#### Supplied records ####

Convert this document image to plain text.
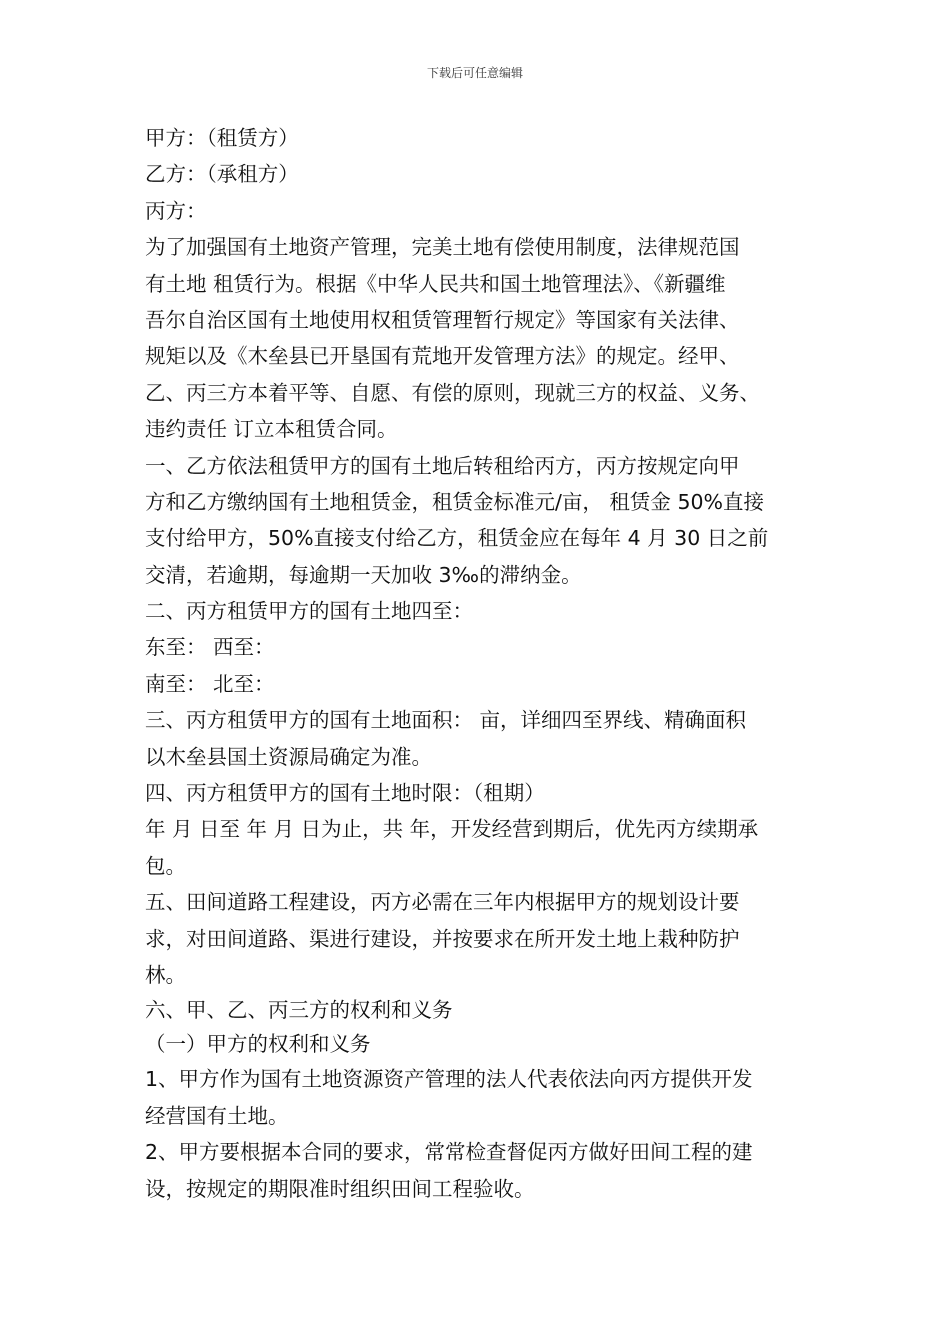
下载后可任意编辑
甲方：（租赁方）
乙方：（承租方）
丙方：
为了加强国有土地资产管理，完美土地有偿使用制度，法律规范国
有土地 租赁行为。根据《中华人民共和国土地管理法》、《新疆维
吾尔自治区国有土地使用权租赁管理暂行规定》等国家有关法律、
规矩以及《木垒县已开垦国有荒地开发管理方法》的规定。经甲、
乙、丙三方本着平等、自愿、有偿的原则，现就三方的权益、义务、
违约责任 订立本租赁合同。
一、乙方依法租赁甲方的国有土地后转租给丙方，丙方按规定向甲
方和乙方缴纳国有土地租赁金，租赁金标准元/亩， 租赁金 50%直接
支付给甲方，50%直接支付给乙方，租赁金应在每年 4 月 30 日之前
交清，若逾期，每逾期一天加收 3‰的滞纳金。
二、丙方租赁甲方的国有土地四至：
东至： 西至：
南至： 北至：
三、丙方租赁甲方的国有土地面积： 亩，详细四至界线、精确面积
以木垒县国土资源局确定为准。
四、丙方租赁甲方的国有土地时限：（租期）
年 月 日至 年 月 日为止，共 年，开发经营到期后，优先丙方续期承
包。
五、田间道路工程建设，丙方必需在三年内根据甲方的规划设计要
求，对田间道路、渠进行建设，并按要求在所开发土地上栽种防护
林。
六、甲、乙、丙三方的权利和义务
（一）甲方的权利和义务
1、甲方作为国有土地资源资产管理的法人代表依法向丙方提供开发
经营国有土地。
2、甲方要根据本合同的要求，常常检查督促丙方做好田间工程的建
设，按规定的期限准时组织田间工程验收。
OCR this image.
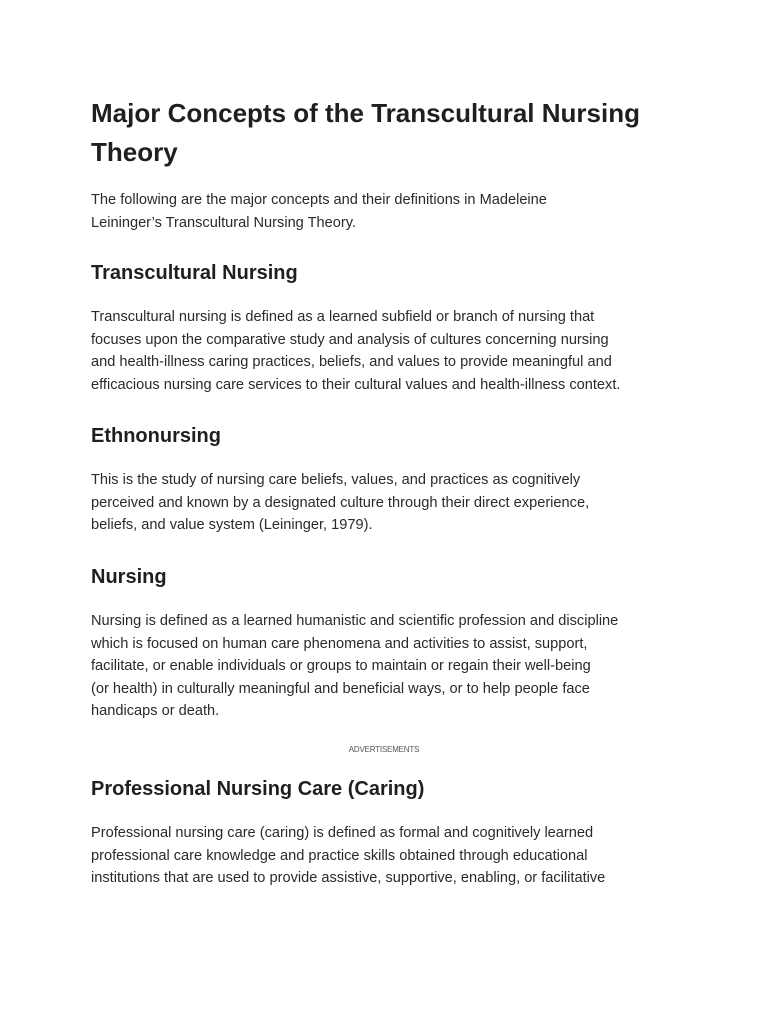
Major Concepts of the Transcultural Nursing
Theory
The following are the major concepts and their definitions in Madeleine
Leininger’s Transcultural Nursing Theory.
Transcultural Nursing
Transcultural nursing is defined as a learned subfield or branch of nursing that
focuses upon the comparative study and analysis of cultures concerning nursing
and health-illness caring practices, beliefs, and values to provide meaningful and
efficacious nursing care services to their cultural values and health-illness context.
Ethnonursing
This is the study of nursing care beliefs, values, and practices as cognitively
perceived and known by a designated culture through their direct experience,
beliefs, and value system (Leininger, 1979).
Nursing
Nursing is defined as a learned humanistic and scientific profession and discipline
which is focused on human care phenomena and activities to assist, support,
facilitate, or enable individuals or groups to maintain or regain their well-being
(or health) in culturally meaningful and beneficial ways, or to help people face
handicaps or death.
ADVERTISEMENTS
Professional Nursing Care (Caring)
Professional nursing care (caring) is defined as formal and cognitively learned
professional care knowledge and practice skills obtained through educational
institutions that are used to provide assistive, supportive, enabling, or facilitative
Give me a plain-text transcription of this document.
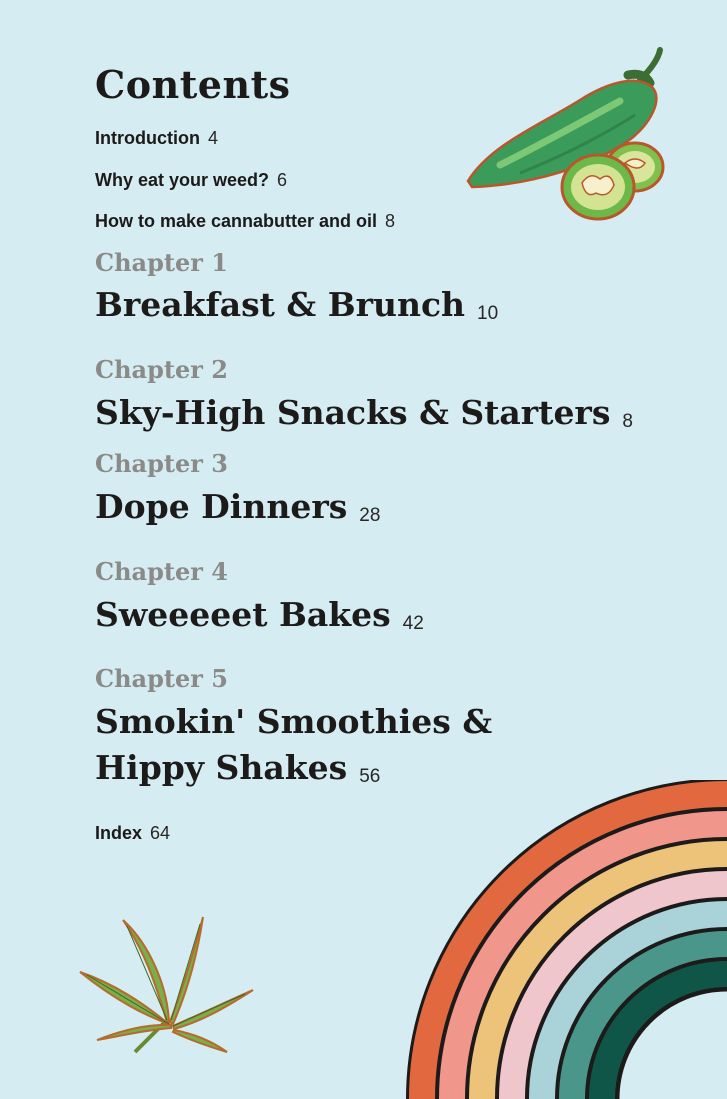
Contents
Introduction 4
Why eat your weed? 6
How to make cannabutter and oil 8
Chapter 1
Breakfast & Brunch 10
Chapter 2
Sky-High Snacks & Starters 8
Chapter 3
Dope Dinners 28
Chapter 4
Sweeeeet Bakes 42
Chapter 5
Smokin' Smoothies &
Hippy Shakes 56
Index 64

####

Every entry above should be duplicated exactly. Do not include the images.

Convert this document image to plain text.
下载后可任意编辑
甲方：（租赁方）
乙方：（承租方）
丙方：
为了加强国有土地资产管理，完美土地有偿使用制度，法律规范国
有土地 租赁行为。根据《中华人民共和国土地管理法》、《新疆维
吾尔自治区国有土地使用权租赁管理暂行规定》等国家有关法律、
规矩以及《木垒县已开垦国有荒地开发管理方法》的规定。经甲、
乙、丙三方本着平等、自愿、有偿的原则，现就三方的权益、义务、
违约责任 订立本租赁合同。
一、乙方依法租赁甲方的国有土地后转租给丙方，丙方按规定向甲
方和乙方缴纳国有土地租赁金，租赁金标准元/亩， 租赁金 50%直接
支付给甲方，50%直接支付给乙方，租赁金应在每年 4 月 30 日之前
交清，若逾期，每逾期一天加收 3‰的滞纳金。
二、丙方租赁甲方的国有土地四至：
东至： 西至：
南至： 北至：
三、丙方租赁甲方的国有土地面积： 亩，详细四至界线、精确面积
以木垒县国土资源局确定为准。
四、丙方租赁甲方的国有土地时限：（租期）
年 月 日至 年 月 日为止，共 年，开发经营到期后，优先丙方续期承
包。
五、田间道路工程建设，丙方必需在三年内根据甲方的规划设计要
求，对田间道路、渠进行建设，并按要求在所开发土地上栽种防护
林。
六、甲、乙、丙三方的权利和义务
（一）甲方的权利和义务
1、甲方作为国有土地资源资产管理的法人代表依法向丙方提供开发
经营国有土地。
2、甲方要根据本合同的要求，常常检查督促丙方做好田间工程的建
设，按规定的期限准时组织田间工程验收。
OCR this image.
Major Concepts of the Transcultural Nursing
Theory
The following are the major concepts and their definitions in Madeleine
Leininger’s Transcultural Nursing Theory.
Transcultural Nursing
Transcultural nursing is defined as a learned subfield or branch of nursing that
focuses upon the comparative study and analysis of cultures concerning nursing
and health-illness caring practices, beliefs, and values to provide meaningful and
efficacious nursing care services to their cultural values and health-illness context.
Ethnonursing
This is the study of nursing care beliefs, values, and practices as cognitively
perceived and known by a designated culture through their direct experience,
beliefs, and value system (Leininger, 1979).
Nursing
Nursing is defined as a learned humanistic and scientific profession and discipline
which is focused on human care phenomena and activities to assist, support,
facilitate, or enable individuals or groups to maintain or regain their well-being
(or health) in culturally meaningful and beneficial ways, or to help people face
handicaps or death.
ADVERTISEMENTS
Professional Nursing Care (Caring)
Professional nursing care (caring) is defined as formal and cognitively learned
professional care knowledge and practice skills obtained through educational
institutions that are used to provide assistive, supportive, enabling, or facilitative
Give me a plain-text transcription of this document.
Contents
Introduction 4
Why eat your weed? 6
How to make cannabutter and oil 8
Chapter 1
Breakfast & Brunch 10
Chapter 2
Sky-High Snacks & Starters 8
Chapter 3
Dope Dinners 28
Chapter 4
Sweeeeet Bakes 42
Chapter 5
Smokin' Smoothies &
Hippy Shakes 56
Index 64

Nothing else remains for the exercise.